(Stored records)

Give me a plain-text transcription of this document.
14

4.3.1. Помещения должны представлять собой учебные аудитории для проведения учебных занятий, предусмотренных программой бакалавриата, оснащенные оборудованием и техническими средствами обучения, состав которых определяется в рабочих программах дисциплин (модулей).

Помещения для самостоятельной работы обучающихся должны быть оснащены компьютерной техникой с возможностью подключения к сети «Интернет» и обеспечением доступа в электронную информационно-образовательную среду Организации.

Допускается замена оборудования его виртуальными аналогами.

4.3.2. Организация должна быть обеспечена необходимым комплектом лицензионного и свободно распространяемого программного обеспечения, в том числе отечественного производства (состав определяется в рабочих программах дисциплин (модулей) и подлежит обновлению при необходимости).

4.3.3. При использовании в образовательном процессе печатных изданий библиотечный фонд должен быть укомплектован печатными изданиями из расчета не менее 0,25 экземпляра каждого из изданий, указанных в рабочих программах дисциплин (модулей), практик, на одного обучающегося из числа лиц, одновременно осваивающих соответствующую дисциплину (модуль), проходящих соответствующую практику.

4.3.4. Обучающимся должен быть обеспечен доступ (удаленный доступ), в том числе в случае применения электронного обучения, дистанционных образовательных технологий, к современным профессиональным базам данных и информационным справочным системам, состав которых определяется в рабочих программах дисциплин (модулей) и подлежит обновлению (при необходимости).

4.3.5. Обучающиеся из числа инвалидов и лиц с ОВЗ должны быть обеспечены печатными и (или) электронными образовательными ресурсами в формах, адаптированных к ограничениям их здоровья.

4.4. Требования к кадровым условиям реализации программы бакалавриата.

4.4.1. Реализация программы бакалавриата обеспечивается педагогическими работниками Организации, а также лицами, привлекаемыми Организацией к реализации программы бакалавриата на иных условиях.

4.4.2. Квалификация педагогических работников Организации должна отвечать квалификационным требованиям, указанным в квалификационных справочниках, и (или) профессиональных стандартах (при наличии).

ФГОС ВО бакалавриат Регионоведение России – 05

*Task*
Each line of the listing should be copied exactly.

*Answer to the exercise*
Give me a plain-text transcription of this document.
14

4.3.1. Помещения должны представлять собой учебные аудитории для проведения учебных занятий, предусмотренных программой бакалавриата, оснащенные оборудованием и техническими средствами обучения, состав которых определяется в рабочих программах дисциплин (модулей).

Помещения для самостоятельной работы обучающихся должны быть оснащены компьютерной техникой с возможностью подключения к сети «Интернет» и обеспечением доступа в электронную информационно-образовательную среду Организации.

Допускается замена оборудования его виртуальными аналогами.

4.3.2. Организация должна быть обеспечена необходимым комплектом лицензионного и свободно распространяемого программного обеспечения, в том числе отечественного производства (состав определяется в рабочих программах дисциплин (модулей) и подлежит обновлению при необходимости).

4.3.3. При использовании в образовательном процессе печатных изданий библиотечный фонд должен быть укомплектован печатными изданиями из расчета не менее 0,25 экземпляра каждого из изданий, указанных в рабочих программах дисциплин (модулей), практик, на одного обучающегося из числа лиц, одновременно осваивающих соответствующую дисциплину (модуль), проходящих соответствующую практику.

4.3.4. Обучающимся должен быть обеспечен доступ (удаленный доступ), в том числе в случае применения электронного обучения, дистанционных образовательных технологий, к современным профессиональным базам данных и информационным справочным системам, состав которых определяется в рабочих программах дисциплин (модулей) и подлежит обновлению (при необходимости).

4.3.5. Обучающиеся из числа инвалидов и лиц с ОВЗ должны быть обеспечены печатными и (или) электронными образовательными ресурсами в формах, адаптированных к ограничениям их здоровья.

4.4. Требования к кадровым условиям реализации программы бакалавриата.

4.4.1. Реализация программы бакалавриата обеспечивается педагогическими работниками Организации, а также лицами, привлекаемыми Организацией к реализации программы бакалавриата на иных условиях.

4.4.2. Квалификация педагогических работников Организации должна отвечать квалификационным требованиям, указанным в квалификационных справочниках, и (или) профессиональных стандартах (при наличии).

ФГОС ВО бакалавриат Регионоведение России – 05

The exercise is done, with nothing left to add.